- _Problem statement_: Transcribe all of the records word for word, but omit the pictures.

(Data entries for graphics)
---

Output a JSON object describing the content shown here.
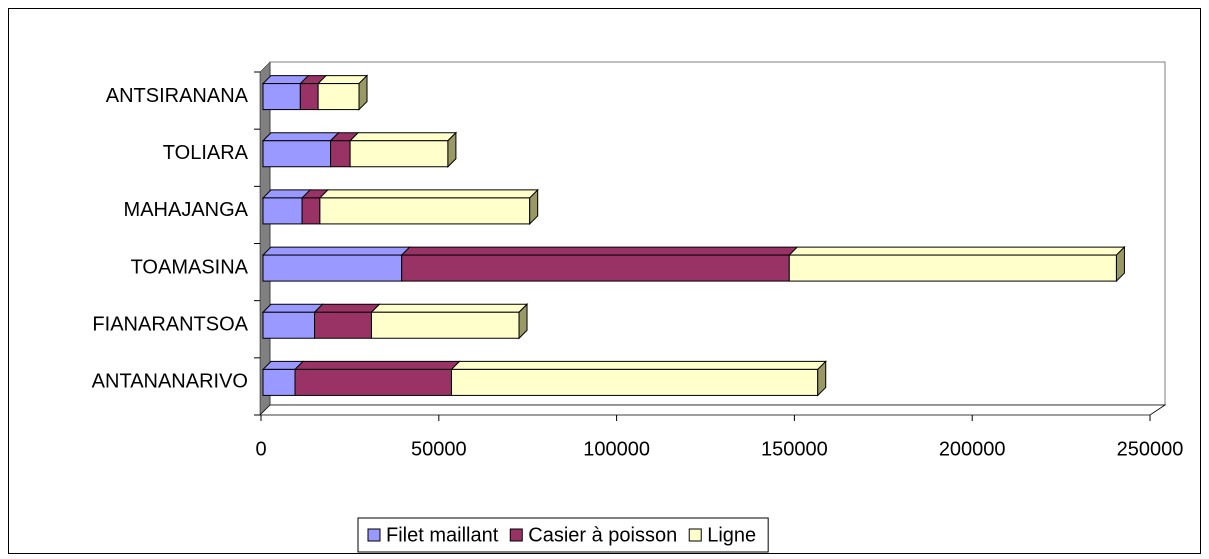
{
  "chart_data": {
    "type": "bar3d_stacked_horizontal",
    "categories": [
      "ANTANANARIVO",
      "FIANARANTSOA",
      "TOAMASINA",
      "MAHAJANGA",
      "TOLIARA",
      "ANTSIRANANA"
    ],
    "series": [
      {
        "name": "Filet maillant",
        "color": "#9999ff",
        "values": [
          9000,
          14500,
          39000,
          11000,
          19000,
          10500
        ]
      },
      {
        "name": "Casier à poisson",
        "color": "#993366",
        "values": [
          44000,
          16000,
          109000,
          5000,
          5500,
          5000
        ]
      },
      {
        "name": "Ligne",
        "color": "#ffffcc",
        "values": [
          103000,
          41500,
          92000,
          59000,
          27500,
          11500
        ]
      }
    ],
    "xlim": [
      0,
      250000
    ],
    "xticks": [
      0,
      50000,
      100000,
      150000,
      200000,
      250000
    ],
    "legend": "bottom"
  }
}
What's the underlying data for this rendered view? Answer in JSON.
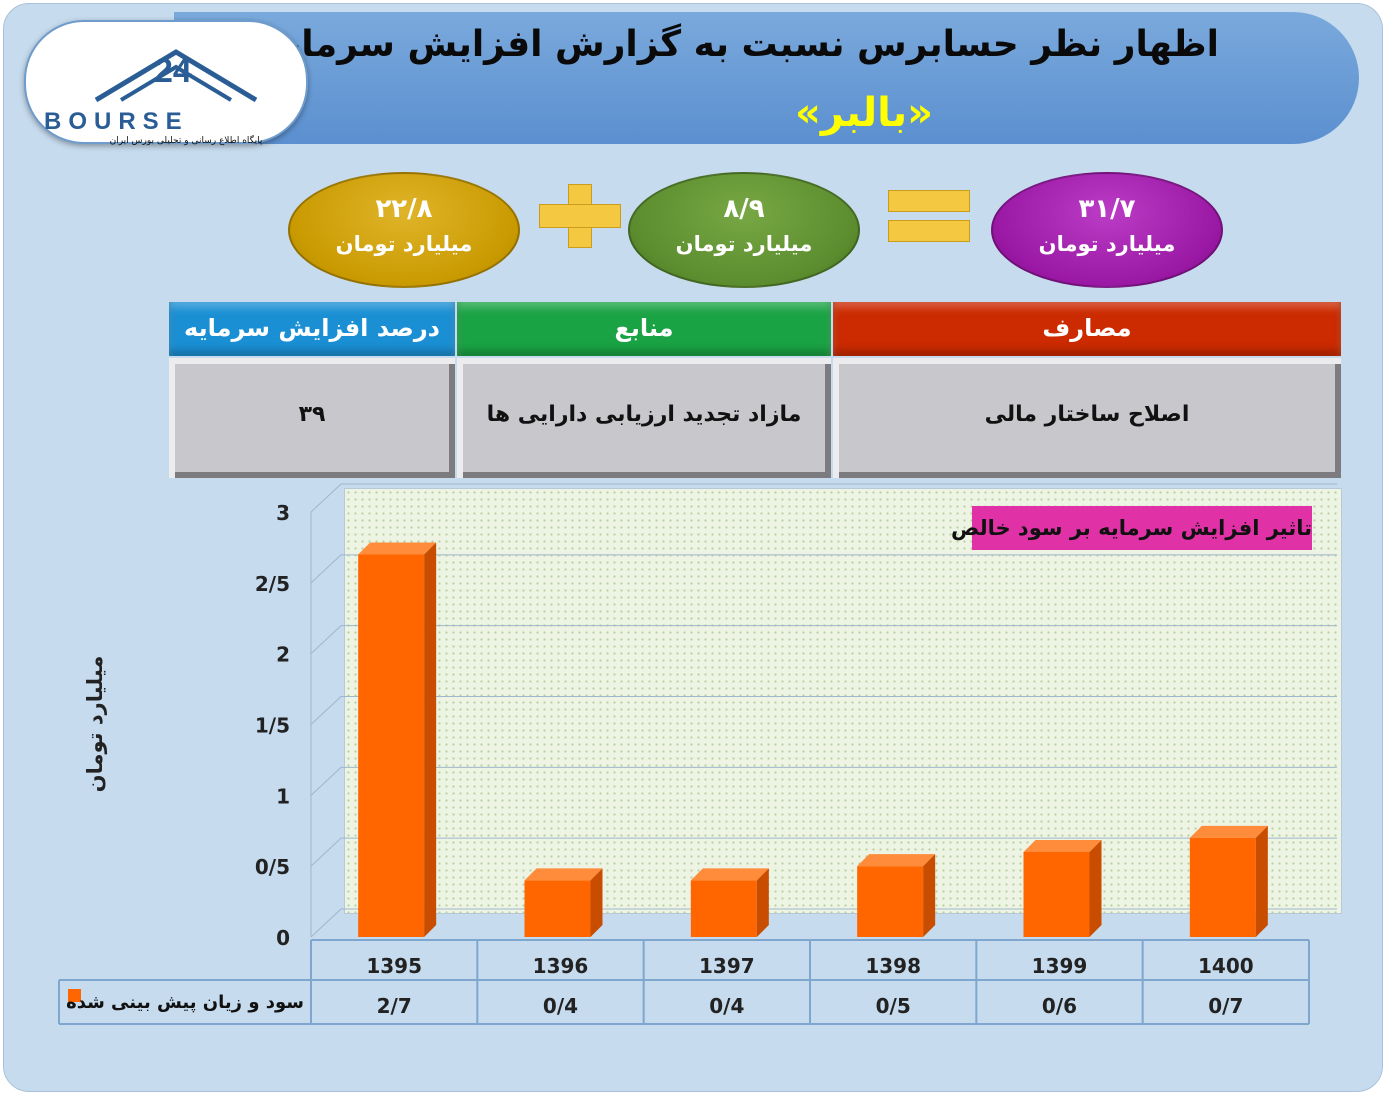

---

- _Correct response_:
Output a JSON object describing the content shown here.
{
  "chart_data": {
    "type": "bar3d_stacked_horizontal",
    "categories": [
      "ANTANANARIVO",
      "FIANARANTSOA",
      "TOAMASINA",
      "MAHAJANGA",
      "TOLIARA",
      "ANTSIRANANA"
    ],
    "series": [
      {
        "name": "Filet maillant",
        "color": "#9999ff",
        "values": [
          9000,
          14500,
          39000,
          11000,
          19000,
          10500
        ]
      },
      {
        "name": "Casier à poisson",
        "color": "#993366",
        "values": [
          44000,
          16000,
          109000,
          5000,
          5500,
          5000
        ]
      },
      {
        "name": "Ligne",
        "color": "#ffffcc",
        "values": [
          103000,
          41500,
          92000,
          59000,
          27500,
          11500
        ]
      }
    ],
    "xlim": [
      0,
      250000
    ],
    "xticks": [
      0,
      50000,
      100000,
      150000,
      200000,
      250000
    ],
    "legend": "bottom"
  }
}
What's the underlying data for this rendered view? Answer in JSON.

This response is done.